Entries from a dataset:
-=-=-
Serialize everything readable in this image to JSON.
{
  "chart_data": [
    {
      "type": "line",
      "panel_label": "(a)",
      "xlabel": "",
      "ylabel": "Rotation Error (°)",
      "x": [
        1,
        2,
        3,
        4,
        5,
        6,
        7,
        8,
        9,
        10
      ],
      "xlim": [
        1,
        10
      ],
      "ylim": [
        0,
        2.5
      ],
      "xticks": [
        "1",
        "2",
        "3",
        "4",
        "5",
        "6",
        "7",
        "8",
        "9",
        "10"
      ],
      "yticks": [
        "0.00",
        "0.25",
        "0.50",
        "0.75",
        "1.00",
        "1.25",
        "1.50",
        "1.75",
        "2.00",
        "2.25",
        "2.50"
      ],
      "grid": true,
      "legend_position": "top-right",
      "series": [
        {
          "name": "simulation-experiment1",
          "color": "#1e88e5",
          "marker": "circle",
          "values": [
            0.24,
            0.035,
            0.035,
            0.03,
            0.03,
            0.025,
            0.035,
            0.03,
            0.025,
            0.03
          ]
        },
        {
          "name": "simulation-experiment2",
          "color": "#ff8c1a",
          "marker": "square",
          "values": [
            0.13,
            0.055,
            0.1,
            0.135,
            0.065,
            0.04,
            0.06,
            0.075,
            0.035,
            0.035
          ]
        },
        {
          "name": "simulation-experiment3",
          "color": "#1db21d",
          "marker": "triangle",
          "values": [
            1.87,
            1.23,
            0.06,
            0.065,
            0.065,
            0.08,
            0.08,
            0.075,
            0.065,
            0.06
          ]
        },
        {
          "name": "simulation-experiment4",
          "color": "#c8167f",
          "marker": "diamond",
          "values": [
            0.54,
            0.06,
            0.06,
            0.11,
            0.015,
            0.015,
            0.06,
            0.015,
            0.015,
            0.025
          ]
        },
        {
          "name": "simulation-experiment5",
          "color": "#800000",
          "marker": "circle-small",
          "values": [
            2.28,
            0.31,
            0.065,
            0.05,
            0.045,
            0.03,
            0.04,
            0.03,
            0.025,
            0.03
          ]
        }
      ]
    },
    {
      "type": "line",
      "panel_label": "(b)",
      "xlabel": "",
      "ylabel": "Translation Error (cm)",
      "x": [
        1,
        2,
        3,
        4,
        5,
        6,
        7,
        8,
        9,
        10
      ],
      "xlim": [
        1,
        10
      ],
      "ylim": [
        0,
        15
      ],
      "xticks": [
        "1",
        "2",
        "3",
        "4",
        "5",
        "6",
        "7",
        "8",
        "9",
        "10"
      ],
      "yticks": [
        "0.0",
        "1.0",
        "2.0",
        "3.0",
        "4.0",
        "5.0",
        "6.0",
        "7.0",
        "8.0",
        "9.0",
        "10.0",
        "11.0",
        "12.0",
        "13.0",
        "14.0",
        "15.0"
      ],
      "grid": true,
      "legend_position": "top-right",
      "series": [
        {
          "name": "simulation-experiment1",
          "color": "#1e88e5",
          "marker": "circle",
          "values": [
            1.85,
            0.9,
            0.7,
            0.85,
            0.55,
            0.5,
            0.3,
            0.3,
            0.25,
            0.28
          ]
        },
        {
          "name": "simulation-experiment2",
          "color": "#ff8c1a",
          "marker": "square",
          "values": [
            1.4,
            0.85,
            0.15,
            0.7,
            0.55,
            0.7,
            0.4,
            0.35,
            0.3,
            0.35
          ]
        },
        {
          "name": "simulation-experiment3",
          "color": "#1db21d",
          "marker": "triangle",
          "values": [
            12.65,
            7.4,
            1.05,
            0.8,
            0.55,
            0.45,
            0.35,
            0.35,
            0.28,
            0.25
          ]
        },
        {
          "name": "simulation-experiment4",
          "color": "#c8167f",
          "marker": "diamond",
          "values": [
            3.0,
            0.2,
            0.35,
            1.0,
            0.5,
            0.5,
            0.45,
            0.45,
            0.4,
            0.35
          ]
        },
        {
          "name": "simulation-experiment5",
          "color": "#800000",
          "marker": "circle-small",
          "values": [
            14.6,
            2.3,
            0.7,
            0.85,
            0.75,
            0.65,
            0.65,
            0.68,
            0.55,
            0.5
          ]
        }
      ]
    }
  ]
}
-=-=-
Transcribe all of the entries without altering anything.

Serialize everything readable in this image to JSON.
{
  "chart_data": [
    {
      "type": "line",
      "panel_label": "(a)",
      "xlabel": "",
      "ylabel": "Rotation Error (°)",
      "x": [
        1,
        2,
        3,
        4,
        5,
        6,
        7,
        8,
        9,
        10
      ],
      "xlim": [
        1,
        10
      ],
      "ylim": [
        0,
        2.5
      ],
      "xticks": [
        "1",
        "2",
        "3",
        "4",
        "5",
        "6",
        "7",
        "8",
        "9",
        "10"
      ],
      "yticks": [
        "0.00",
        "0.25",
        "0.50",
        "0.75",
        "1.00",
        "1.25",
        "1.50",
        "1.75",
        "2.00",
        "2.25",
        "2.50"
      ],
      "grid": true,
      "legend_position": "top-right",
      "series": [
        {
          "name": "simulation-experiment1",
          "color": "#1e88e5",
          "marker": "circle",
          "values": [
            0.24,
            0.035,
            0.035,
            0.03,
            0.03,
            0.025,
            0.035,
            0.03,
            0.025,
            0.03
          ]
        },
        {
          "name": "simulation-experiment2",
          "color": "#ff8c1a",
          "marker": "square",
          "values": [
            0.13,
            0.055,
            0.1,
            0.135,
            0.065,
            0.04,
            0.06,
            0.075,
            0.035,
            0.035
          ]
        },
        {
          "name": "simulation-experiment3",
          "color": "#1db21d",
          "marker": "triangle",
          "values": [
            1.87,
            1.23,
            0.06,
            0.065,
            0.065,
            0.08,
            0.08,
            0.075,
            0.065,
            0.06
          ]
        },
        {
          "name": "simulation-experiment4",
          "color": "#c8167f",
          "marker": "diamond",
          "values": [
            0.54,
            0.06,
            0.06,
            0.11,
            0.015,
            0.015,
            0.06,
            0.015,
            0.015,
            0.025
          ]
        },
        {
          "name": "simulation-experiment5",
          "color": "#800000",
          "marker": "circle-small",
          "values": [
            2.28,
            0.31,
            0.065,
            0.05,
            0.045,
            0.03,
            0.04,
            0.03,
            0.025,
            0.03
          ]
        }
      ]
    },
    {
      "type": "line",
      "panel_label": "(b)",
      "xlabel": "",
      "ylabel": "Translation Error (cm)",
      "x": [
        1,
        2,
        3,
        4,
        5,
        6,
        7,
        8,
        9,
        10
      ],
      "xlim": [
        1,
        10
      ],
      "ylim": [
        0,
        15
      ],
      "xticks": [
        "1",
        "2",
        "3",
        "4",
        "5",
        "6",
        "7",
        "8",
        "9",
        "10"
      ],
      "yticks": [
        "0.0",
        "1.0",
        "2.0",
        "3.0",
        "4.0",
        "5.0",
        "6.0",
        "7.0",
        "8.0",
        "9.0",
        "10.0",
        "11.0",
        "12.0",
        "13.0",
        "14.0",
        "15.0"
      ],
      "grid": true,
      "legend_position": "top-right",
      "series": [
        {
          "name": "simulation-experiment1",
          "color": "#1e88e5",
          "marker": "circle",
          "values": [
            1.85,
            0.9,
            0.7,
            0.85,
            0.55,
            0.5,
            0.3,
            0.3,
            0.25,
            0.28
          ]
        },
        {
          "name": "simulation-experiment2",
          "color": "#ff8c1a",
          "marker": "square",
          "values": [
            1.4,
            0.85,
            0.15,
            0.7,
            0.55,
            0.7,
            0.4,
            0.35,
            0.3,
            0.35
          ]
        },
        {
          "name": "simulation-experiment3",
          "color": "#1db21d",
          "marker": "triangle",
          "values": [
            12.65,
            7.4,
            1.05,
            0.8,
            0.55,
            0.45,
            0.35,
            0.35,
            0.28,
            0.25
          ]
        },
        {
          "name": "simulation-experiment4",
          "color": "#c8167f",
          "marker": "diamond",
          "values": [
            3.0,
            0.2,
            0.35,
            1.0,
            0.5,
            0.5,
            0.45,
            0.45,
            0.4,
            0.35
          ]
        },
        {
          "name": "simulation-experiment5",
          "color": "#800000",
          "marker": "circle-small",
          "values": [
            14.6,
            2.3,
            0.7,
            0.85,
            0.75,
            0.65,
            0.65,
            0.68,
            0.55,
            0.5
          ]
        }
      ]
    }
  ]
}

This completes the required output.